▶ OBJECTIVE
Locate each line in the entries below that contains the string "bridge", and copy those lines.

▶ EXTRACTED MATERIAL
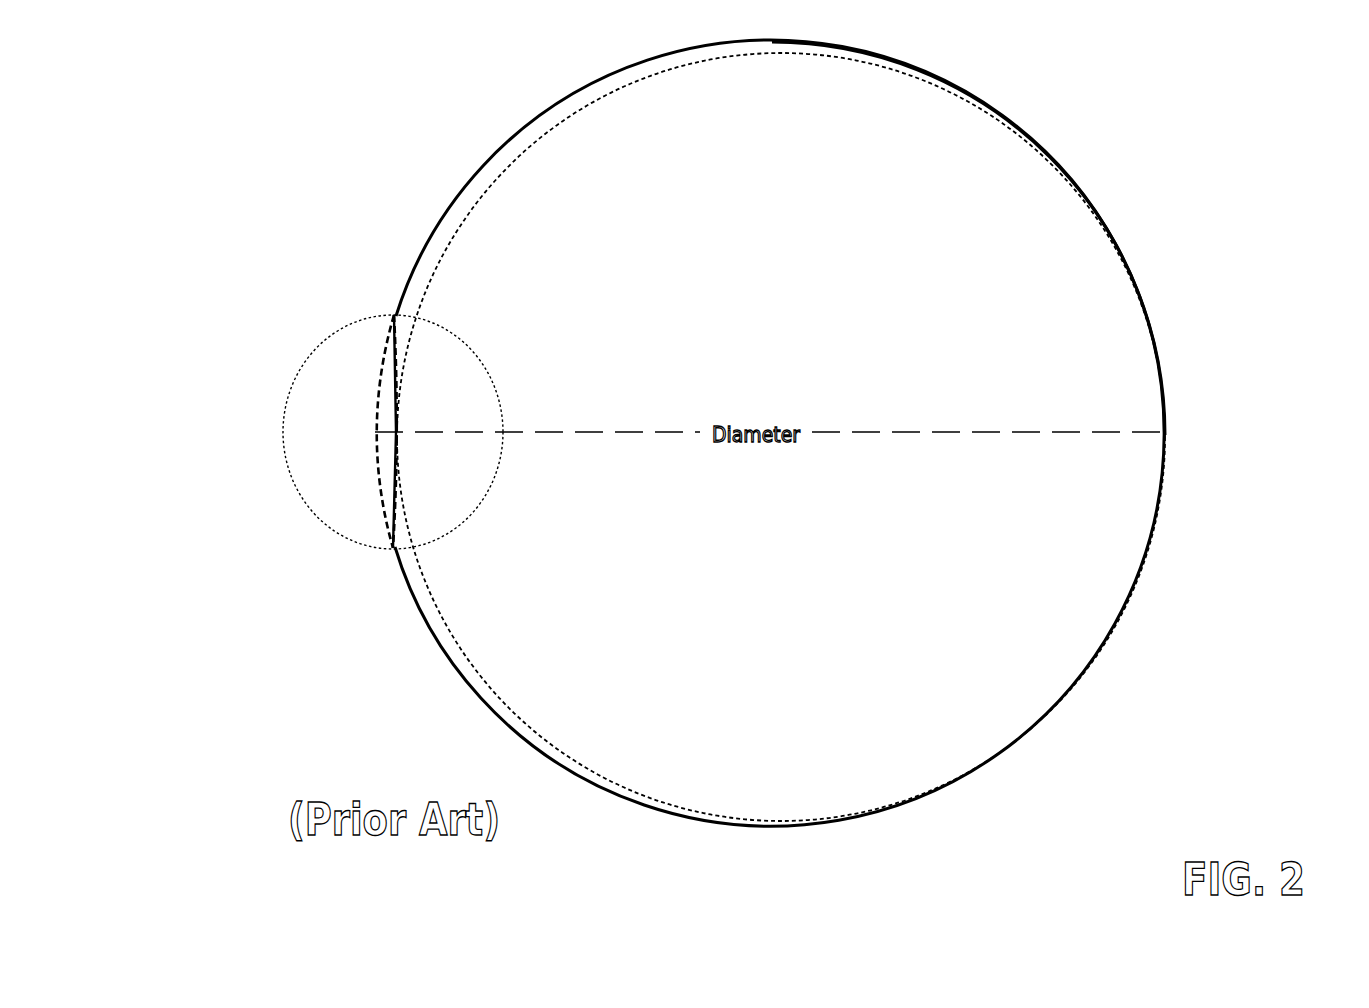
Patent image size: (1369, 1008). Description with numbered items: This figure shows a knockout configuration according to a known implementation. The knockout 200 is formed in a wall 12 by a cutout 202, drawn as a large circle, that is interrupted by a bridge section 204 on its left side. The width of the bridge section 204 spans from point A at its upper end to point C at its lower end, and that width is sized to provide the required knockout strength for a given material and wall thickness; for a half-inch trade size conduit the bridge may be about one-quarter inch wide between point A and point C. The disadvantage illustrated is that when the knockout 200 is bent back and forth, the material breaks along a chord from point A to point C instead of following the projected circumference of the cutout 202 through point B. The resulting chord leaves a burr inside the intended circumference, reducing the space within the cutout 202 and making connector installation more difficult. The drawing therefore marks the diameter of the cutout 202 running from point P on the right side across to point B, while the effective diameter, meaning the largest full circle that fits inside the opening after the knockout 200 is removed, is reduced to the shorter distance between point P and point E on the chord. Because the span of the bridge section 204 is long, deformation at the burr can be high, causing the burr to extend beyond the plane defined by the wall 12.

The knockout 200 is at (1073, 675).
The cutout 202 is at (455, 197).
The bridge section 204 is at (392, 365).
The wall 12 is at (1227, 159).
The point A is at (395, 316).
The point B is at (372, 437).
The point C is at (392, 550).
The point E is at (398, 430).
The point P is at (1161, 427).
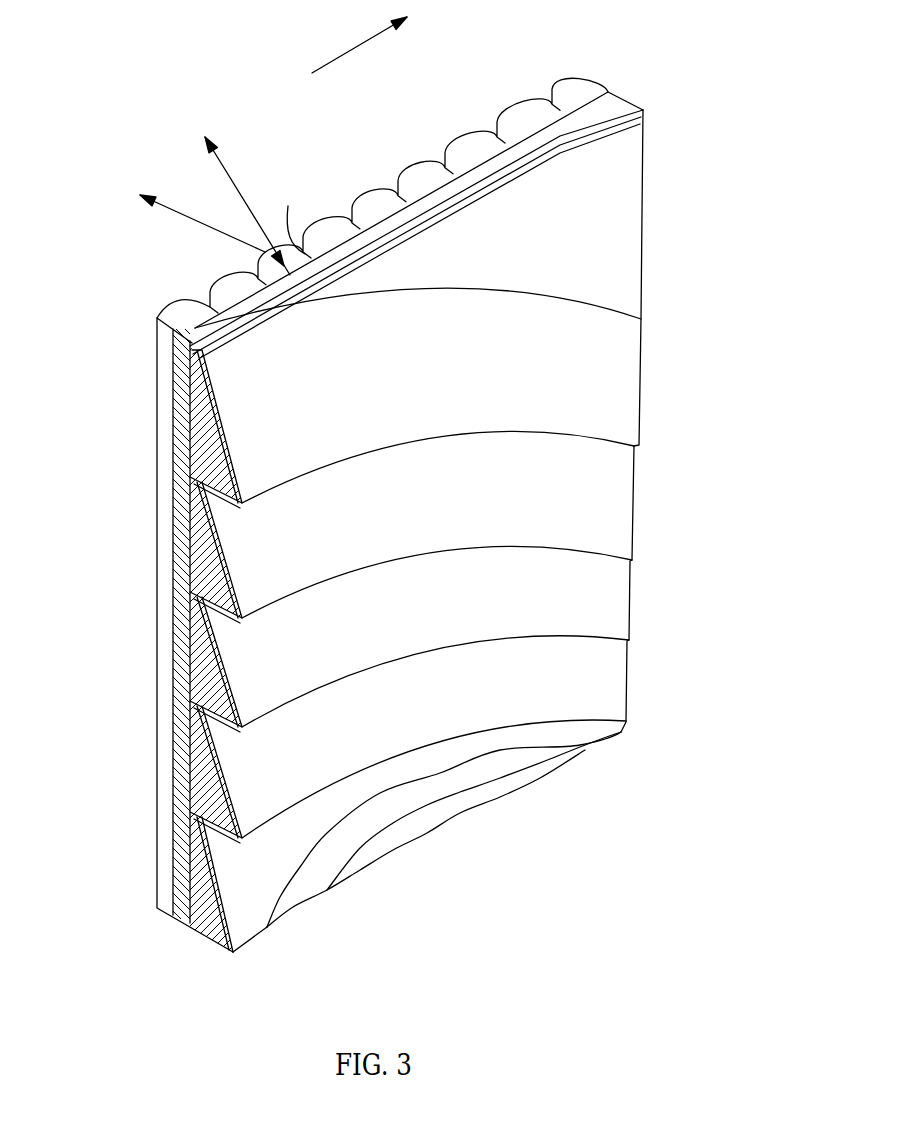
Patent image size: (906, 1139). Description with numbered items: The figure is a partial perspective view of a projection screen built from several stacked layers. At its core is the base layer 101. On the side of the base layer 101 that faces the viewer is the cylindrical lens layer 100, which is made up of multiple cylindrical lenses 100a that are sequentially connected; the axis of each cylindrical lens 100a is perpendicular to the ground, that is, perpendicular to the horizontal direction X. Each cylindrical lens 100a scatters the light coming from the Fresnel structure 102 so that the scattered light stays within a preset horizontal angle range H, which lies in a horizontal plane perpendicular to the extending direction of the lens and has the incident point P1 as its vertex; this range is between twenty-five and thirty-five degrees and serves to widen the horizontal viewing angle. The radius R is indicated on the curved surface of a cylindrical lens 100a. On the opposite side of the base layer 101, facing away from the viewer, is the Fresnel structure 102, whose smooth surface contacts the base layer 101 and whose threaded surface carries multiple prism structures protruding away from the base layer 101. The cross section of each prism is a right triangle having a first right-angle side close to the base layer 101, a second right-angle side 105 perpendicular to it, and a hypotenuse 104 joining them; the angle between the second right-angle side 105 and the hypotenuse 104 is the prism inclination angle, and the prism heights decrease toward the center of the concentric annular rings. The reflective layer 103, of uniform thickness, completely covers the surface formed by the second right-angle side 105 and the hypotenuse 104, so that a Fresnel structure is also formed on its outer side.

▶ ANSWER FOR THIS EXERCISE
Patent image size: (1369, 1008). Description with numbered items: This figure shows a knockout configuration according to a known implementation. The knockout 200 is formed in a wall 12 by a cutout 202, drawn as a large circle, that is interrupted by a bridge section 204 on its left side. The width of the bridge section 204 spans from point A at its upper end to point C at its lower end, and that width is sized to provide the required knockout strength for a given material and wall thickness; for a half-inch trade size conduit the bridge may be about one-quarter inch wide between point A and point C. The disadvantage illustrated is that when the knockout 200 is bent back and forth, the material breaks along a chord from point A to point C instead of following the projected circumference of the cutout 202 through point B. The resulting chord leaves a burr inside the intended circumference, reducing the space within the cutout 202 and making connector installation more difficult. The drawing therefore marks the diameter of the cutout 202 running from point P on the right side across to point B, while the effective diameter, meaning the largest full circle that fits inside the opening after the knockout 200 is removed, is reduced to the shorter distance between point P and point E on the chord. Because the span of the bridge section 204 is long, deformation at the burr can be high, causing the burr to extend beyond the plane defined by the wall 12.
The bridge section 204 is at (392, 365).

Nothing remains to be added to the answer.